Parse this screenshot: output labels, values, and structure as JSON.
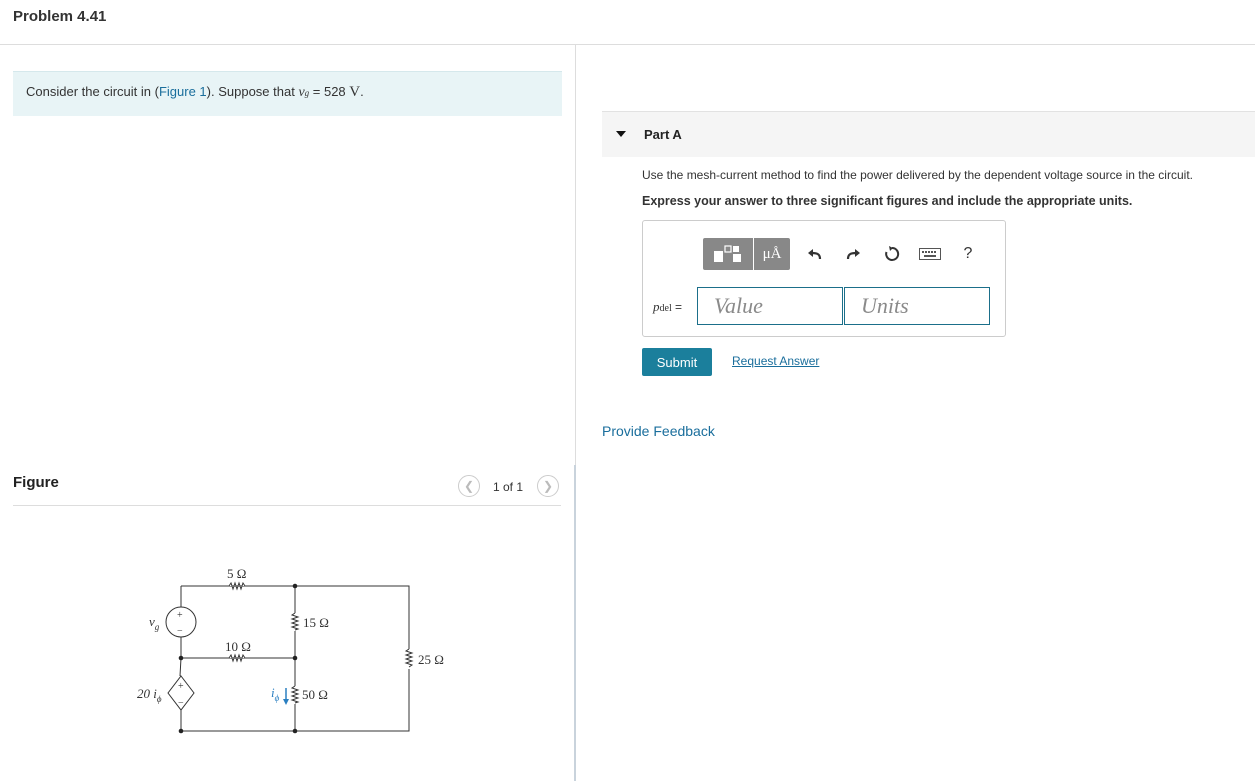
{
  "problem": {
    "title": "Problem 4.41"
  },
  "intro": {
    "prefix": "Consider the circuit in (",
    "figure_link": "Figure 1",
    "middle": "). Suppose that ",
    "var": "v",
    "var_sub": "g",
    "equals": " = 528 ",
    "unit": "V",
    "end": "."
  },
  "figure": {
    "label": "Figure",
    "page": "1 of 1",
    "prev_icon": "chevron-left-icon",
    "next_icon": "chevron-right-icon",
    "circuit": {
      "r1": "5 Ω",
      "r2": "15 Ω",
      "r3": "10 Ω",
      "r4": "25 Ω",
      "r5": "50 Ω",
      "vsrc": "v",
      "vsrc_sub": "g",
      "dep_coef": "20 i",
      "dep_sub": "ϕ",
      "current": "i",
      "current_sub": "ϕ",
      "plus": "+",
      "minus": "−"
    }
  },
  "part_a": {
    "title": "Part A",
    "instruction": "Use the mesh-current method to find the power delivered by the dependent voltage source in the circuit.",
    "express": "Express your answer to three significant figures and include the appropriate units.",
    "toolbar": {
      "templates_icon": "templates-icon",
      "units_label": "μÅ",
      "undo_icon": "undo-icon",
      "redo_icon": "redo-icon",
      "reset_icon": "reset-icon",
      "keyboard_icon": "keyboard-icon",
      "help_label": "?"
    },
    "answer": {
      "label_var": "p",
      "label_sub": "del",
      "label_eq": " =",
      "value_placeholder": "Value",
      "units_placeholder": "Units"
    },
    "submit_label": "Submit",
    "request_label": "Request Answer"
  },
  "feedback_label": "Provide Feedback",
  "colors": {
    "accent": "#1b7f9c",
    "link": "#1a6e9c",
    "intro_bg": "#e8f4f6"
  }
}
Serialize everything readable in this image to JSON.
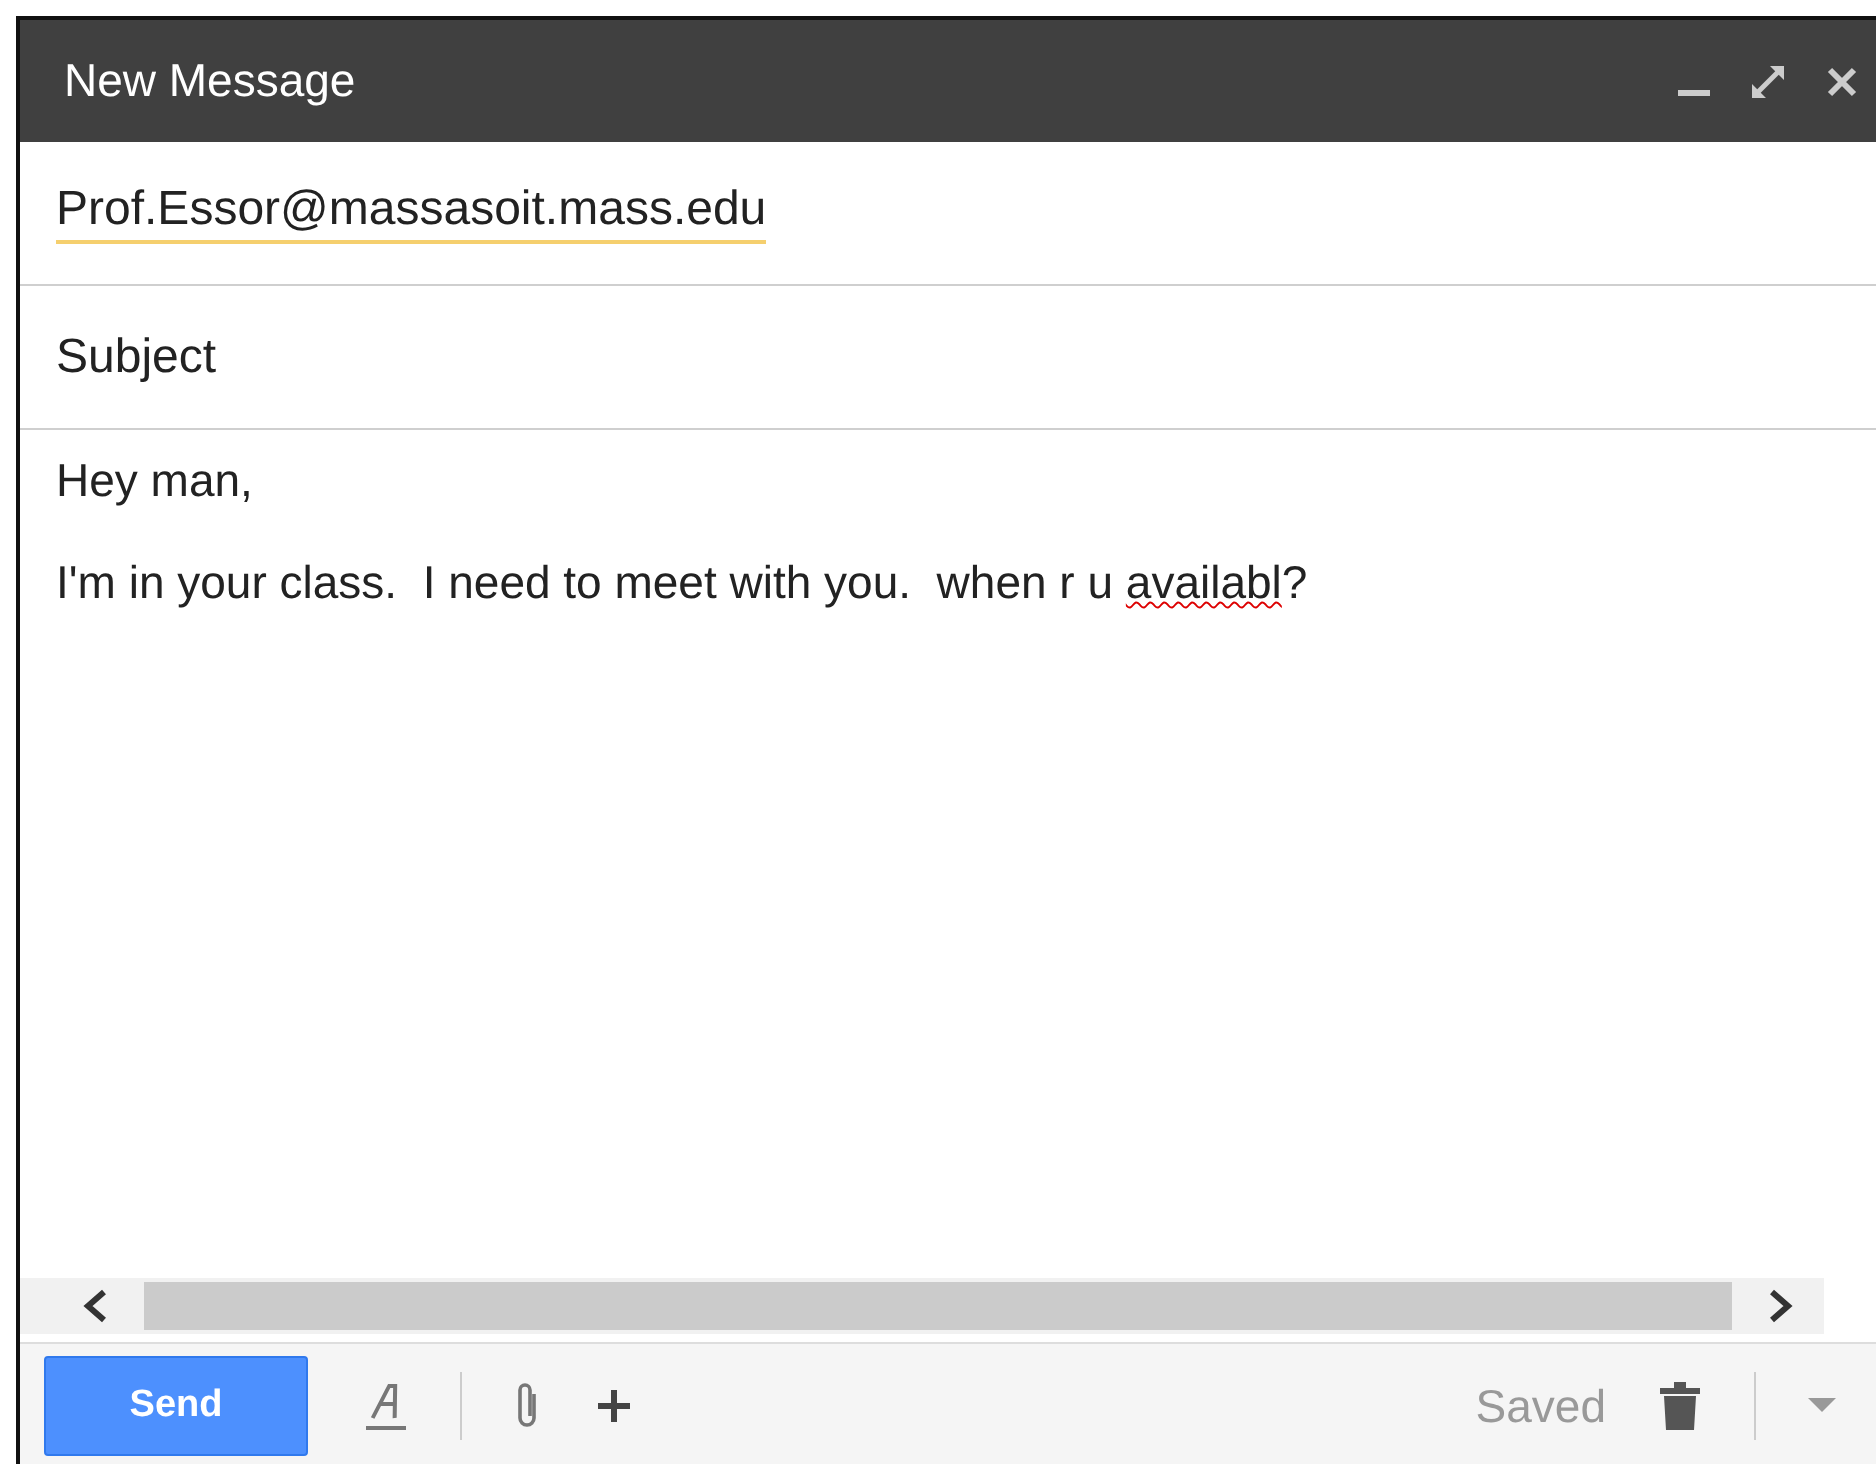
{
  "window": {
    "title": "New Message"
  },
  "to": {
    "value": "Prof.Essor@massasoit.mass.edu"
  },
  "subject": {
    "placeholder": "Subject"
  },
  "body": {
    "lines": [
      [
        {
          "text": "Hey man,",
          "misspelled": false
        }
      ],
      [
        {
          "text": "I'm in your class.  I need to meet with you.  when r u ",
          "misspelled": false
        },
        {
          "text": "availabl",
          "misspelled": true
        },
        {
          "text": "?",
          "misspelled": false
        }
      ]
    ]
  },
  "footer": {
    "send": "Send",
    "status": "Saved"
  }
}
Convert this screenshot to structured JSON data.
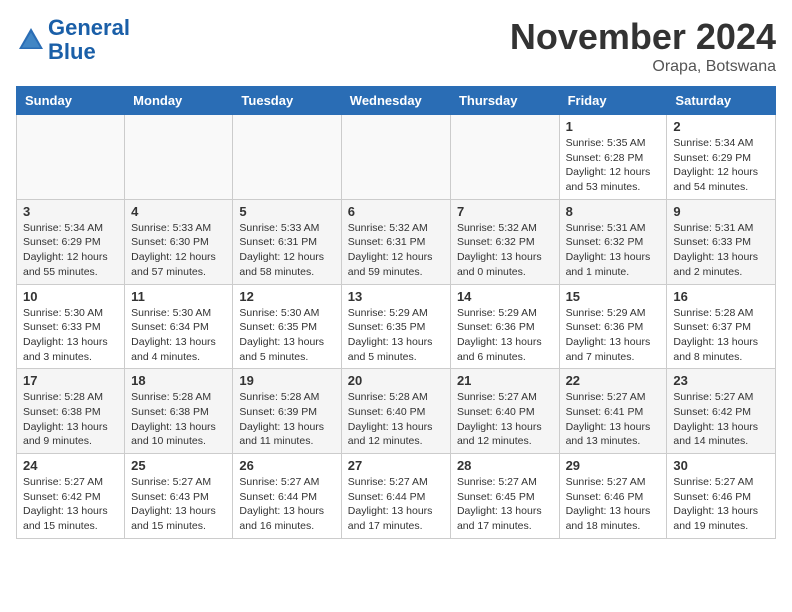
{
  "logo": {
    "line1": "General",
    "line2": "Blue"
  },
  "title": "November 2024",
  "location": "Orapa, Botswana",
  "days_of_week": [
    "Sunday",
    "Monday",
    "Tuesday",
    "Wednesday",
    "Thursday",
    "Friday",
    "Saturday"
  ],
  "weeks": [
    [
      {
        "day": "",
        "info": ""
      },
      {
        "day": "",
        "info": ""
      },
      {
        "day": "",
        "info": ""
      },
      {
        "day": "",
        "info": ""
      },
      {
        "day": "",
        "info": ""
      },
      {
        "day": "1",
        "info": "Sunrise: 5:35 AM\nSunset: 6:28 PM\nDaylight: 12 hours and 53 minutes."
      },
      {
        "day": "2",
        "info": "Sunrise: 5:34 AM\nSunset: 6:29 PM\nDaylight: 12 hours and 54 minutes."
      }
    ],
    [
      {
        "day": "3",
        "info": "Sunrise: 5:34 AM\nSunset: 6:29 PM\nDaylight: 12 hours and 55 minutes."
      },
      {
        "day": "4",
        "info": "Sunrise: 5:33 AM\nSunset: 6:30 PM\nDaylight: 12 hours and 57 minutes."
      },
      {
        "day": "5",
        "info": "Sunrise: 5:33 AM\nSunset: 6:31 PM\nDaylight: 12 hours and 58 minutes."
      },
      {
        "day": "6",
        "info": "Sunrise: 5:32 AM\nSunset: 6:31 PM\nDaylight: 12 hours and 59 minutes."
      },
      {
        "day": "7",
        "info": "Sunrise: 5:32 AM\nSunset: 6:32 PM\nDaylight: 13 hours and 0 minutes."
      },
      {
        "day": "8",
        "info": "Sunrise: 5:31 AM\nSunset: 6:32 PM\nDaylight: 13 hours and 1 minute."
      },
      {
        "day": "9",
        "info": "Sunrise: 5:31 AM\nSunset: 6:33 PM\nDaylight: 13 hours and 2 minutes."
      }
    ],
    [
      {
        "day": "10",
        "info": "Sunrise: 5:30 AM\nSunset: 6:33 PM\nDaylight: 13 hours and 3 minutes."
      },
      {
        "day": "11",
        "info": "Sunrise: 5:30 AM\nSunset: 6:34 PM\nDaylight: 13 hours and 4 minutes."
      },
      {
        "day": "12",
        "info": "Sunrise: 5:30 AM\nSunset: 6:35 PM\nDaylight: 13 hours and 5 minutes."
      },
      {
        "day": "13",
        "info": "Sunrise: 5:29 AM\nSunset: 6:35 PM\nDaylight: 13 hours and 5 minutes."
      },
      {
        "day": "14",
        "info": "Sunrise: 5:29 AM\nSunset: 6:36 PM\nDaylight: 13 hours and 6 minutes."
      },
      {
        "day": "15",
        "info": "Sunrise: 5:29 AM\nSunset: 6:36 PM\nDaylight: 13 hours and 7 minutes."
      },
      {
        "day": "16",
        "info": "Sunrise: 5:28 AM\nSunset: 6:37 PM\nDaylight: 13 hours and 8 minutes."
      }
    ],
    [
      {
        "day": "17",
        "info": "Sunrise: 5:28 AM\nSunset: 6:38 PM\nDaylight: 13 hours and 9 minutes."
      },
      {
        "day": "18",
        "info": "Sunrise: 5:28 AM\nSunset: 6:38 PM\nDaylight: 13 hours and 10 minutes."
      },
      {
        "day": "19",
        "info": "Sunrise: 5:28 AM\nSunset: 6:39 PM\nDaylight: 13 hours and 11 minutes."
      },
      {
        "day": "20",
        "info": "Sunrise: 5:28 AM\nSunset: 6:40 PM\nDaylight: 13 hours and 12 minutes."
      },
      {
        "day": "21",
        "info": "Sunrise: 5:27 AM\nSunset: 6:40 PM\nDaylight: 13 hours and 12 minutes."
      },
      {
        "day": "22",
        "info": "Sunrise: 5:27 AM\nSunset: 6:41 PM\nDaylight: 13 hours and 13 minutes."
      },
      {
        "day": "23",
        "info": "Sunrise: 5:27 AM\nSunset: 6:42 PM\nDaylight: 13 hours and 14 minutes."
      }
    ],
    [
      {
        "day": "24",
        "info": "Sunrise: 5:27 AM\nSunset: 6:42 PM\nDaylight: 13 hours and 15 minutes."
      },
      {
        "day": "25",
        "info": "Sunrise: 5:27 AM\nSunset: 6:43 PM\nDaylight: 13 hours and 15 minutes."
      },
      {
        "day": "26",
        "info": "Sunrise: 5:27 AM\nSunset: 6:44 PM\nDaylight: 13 hours and 16 minutes."
      },
      {
        "day": "27",
        "info": "Sunrise: 5:27 AM\nSunset: 6:44 PM\nDaylight: 13 hours and 17 minutes."
      },
      {
        "day": "28",
        "info": "Sunrise: 5:27 AM\nSunset: 6:45 PM\nDaylight: 13 hours and 17 minutes."
      },
      {
        "day": "29",
        "info": "Sunrise: 5:27 AM\nSunset: 6:46 PM\nDaylight: 13 hours and 18 minutes."
      },
      {
        "day": "30",
        "info": "Sunrise: 5:27 AM\nSunset: 6:46 PM\nDaylight: 13 hours and 19 minutes."
      }
    ]
  ]
}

• INSTRUCTION:
Collect the lines that hold "screenshot".

• TASK OUTPUT:
Parse this screenshot: output labels, values, and structure as JSON.
Convert this screenshot to structured JSON data.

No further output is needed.